* TASK INSTRUCTIONS
Write out every line below that contains "vulnerability".
--- SOURCE DATA ---
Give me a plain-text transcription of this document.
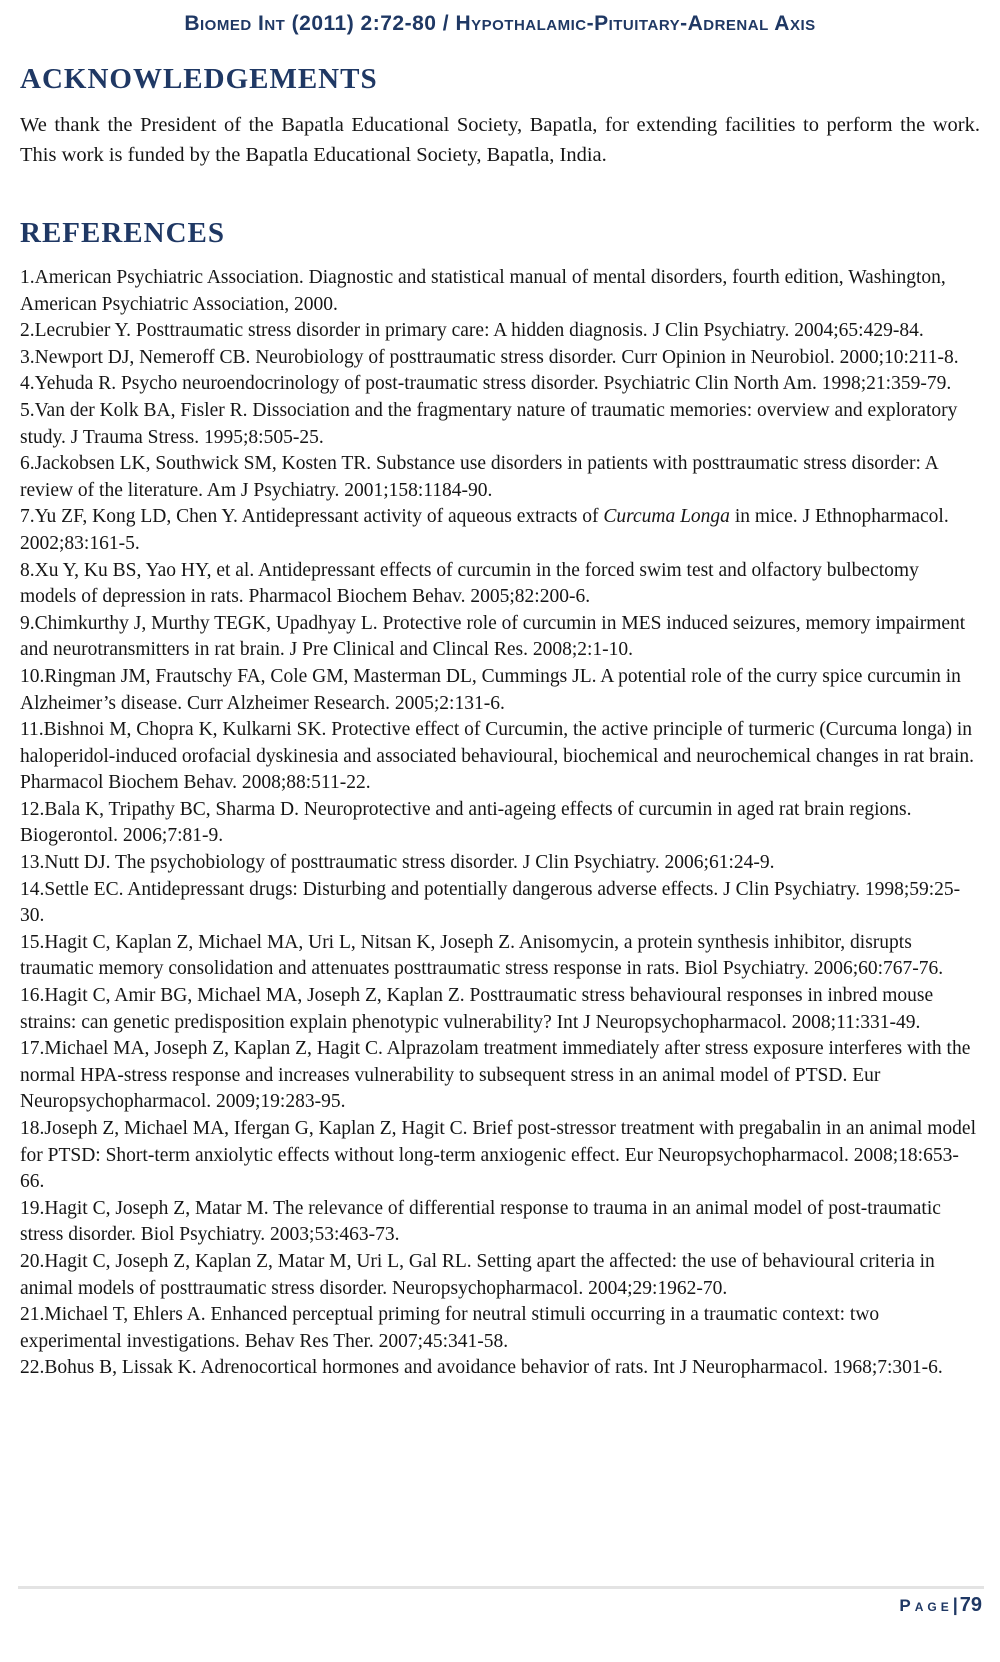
Biomed Int (2011) 2:72-80 / Hypothalamic-Pituitary-Adrenal Axis
ACKNOWLEDGEMENTS

We thank the President of the Bapatla Educational Society, Bapatla, for extending facilities to perform the work. This work is funded by the Bapatla Educational Society, Bapatla, India.

REFERENCES

1.American Psychiatric Association. Diagnostic and statistical manual of mental disorders, fourth edition, Washington, American Psychiatric Association, 2000.

2.Lecrubier Y. Posttraumatic stress disorder in primary care: A hidden diagnosis. J Clin Psychiatry. 2004;65:429-84.

3.Newport DJ, Nemeroff CB. Neurobiology of posttraumatic stress disorder. Curr Opinion in Neurobiol. 2000;10:211-8.

4.Yehuda R. Psycho neuroendocrinology of post-traumatic stress disorder. Psychiatric Clin North Am. 1998;21:359-79.

5.Van der Kolk BA, Fisler R. Dissociation and the fragmentary nature of traumatic memories: overview and exploratory study. J Trauma Stress. 1995;8:505-25.

6.Jackobsen LK, Southwick SM, Kosten TR. Substance use disorders in patients with posttraumatic stress disorder: A review of the literature. Am J Psychiatry. 2001;158:1184-90.

7.Yu ZF, Kong LD, Chen Y. Antidepressant activity of aqueous extracts of Curcuma Longa in mice. J Ethnopharmacol. 2002;83:161-5.

8.Xu Y, Ku BS, Yao HY, et al. Antidepressant effects of curcumin in the forced swim test and olfactory bulbectomy models of depression in rats. Pharmacol Biochem Behav. 2005;82:200-6.

9.Chimkurthy J, Murthy TEGK, Upadhyay L. Protective role of curcumin in MES induced seizures, memory impairment and neurotransmitters in rat brain. J Pre Clinical and Clincal Res. 2008;2:1-10.

10.Ringman JM, Frautschy FA, Cole GM, Masterman DL, Cummings JL. A potential role of the curry spice curcumin in Alzheimer’s disease. Curr Alzheimer Research. 2005;2:131-6.

11.Bishnoi M, Chopra K, Kulkarni SK. Protective effect of Curcumin, the active principle of turmeric (Curcuma longa) in haloperidol-induced orofacial dyskinesia and associated behavioural, biochemical and neurochemical changes in rat brain. Pharmacol Biochem Behav. 2008;88:511-22.

12.Bala K, Tripathy BC, Sharma D. Neuroprotective and anti-ageing effects of curcumin in aged rat brain regions. Biogerontol. 2006;7:81-9.

13.Nutt DJ. The psychobiology of posttraumatic stress disorder. J Clin Psychiatry. 2006;61:24-9.

14.Settle EC. Antidepressant drugs: Disturbing and potentially dangerous adverse effects. J Clin Psychiatry. 1998;59:25-30.

15.Hagit C, Kaplan Z, Michael MA, Uri L, Nitsan K, Joseph Z. Anisomycin, a protein synthesis inhibitor, disrupts traumatic memory consolidation and attenuates posttraumatic stress response in rats. Biol Psychiatry. 2006;60:767-76.

16.Hagit C, Amir BG, Michael MA, Joseph Z, Kaplan Z. Posttraumatic stress behavioural responses in inbred mouse strains: can genetic predisposition explain phenotypic vulnerability? Int J Neuropsychopharmacol. 2008;11:331-49.

17.Michael MA, Joseph Z, Kaplan Z, Hagit C. Alprazolam treatment immediately after stress exposure interferes with the normal HPA-stress response and increases vulnerability to subsequent stress in an animal model of PTSD. Eur Neuropsychopharmacol. 2009;19:283-95.

18.Joseph Z, Michael MA, Ifergan G, Kaplan Z, Hagit C. Brief post-stressor treatment with pregabalin in an animal model for PTSD: Short-term anxiolytic effects without long-term anxiogenic effect. Eur Neuropsychopharmacol. 2008;18:653-66.

19.Hagit C, Joseph Z, Matar M. The relevance of differential response to trauma in an animal model of post-traumatic stress disorder. Biol Psychiatry. 2003;53:463-73.

20.Hagit C, Joseph Z, Kaplan Z, Matar M, Uri L, Gal RL. Setting apart the affected: the use of behavioural criteria in animal models of posttraumatic stress disorder. Neuropsychopharmacol. 2004;29:1962-70.

21.Michael T, Ehlers A. Enhanced perceptual priming for neutral stimuli occurring in a traumatic context: two experimental investigations. Behav Res Ther. 2007;45:341-58.

22.Bohus B, Lissak K. Adrenocortical hormones and avoidance behavior of rats. Int J Neuropharmacol. 1968;7:301-6.

Page| 79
---
* COMPLETED TASK
16.Hagit C, Amir BG, Michael MA, Joseph Z, Kaplan Z. Posttraumatic stress behavioural responses in inbred mouse strains: can genetic predisposition explain phenotypic vulnerability? Int J Neuropsychopharmacol. 2008;11:331-49.
17.Michael MA, Joseph Z, Kaplan Z, Hagit C. Alprazolam treatment immediately after stress exposure interferes with the normal HPA-stress response and increases vulnerability to subsequent stress in an animal model of PTSD. Eur Neuropsychopharmacol. 2009;19:283-95.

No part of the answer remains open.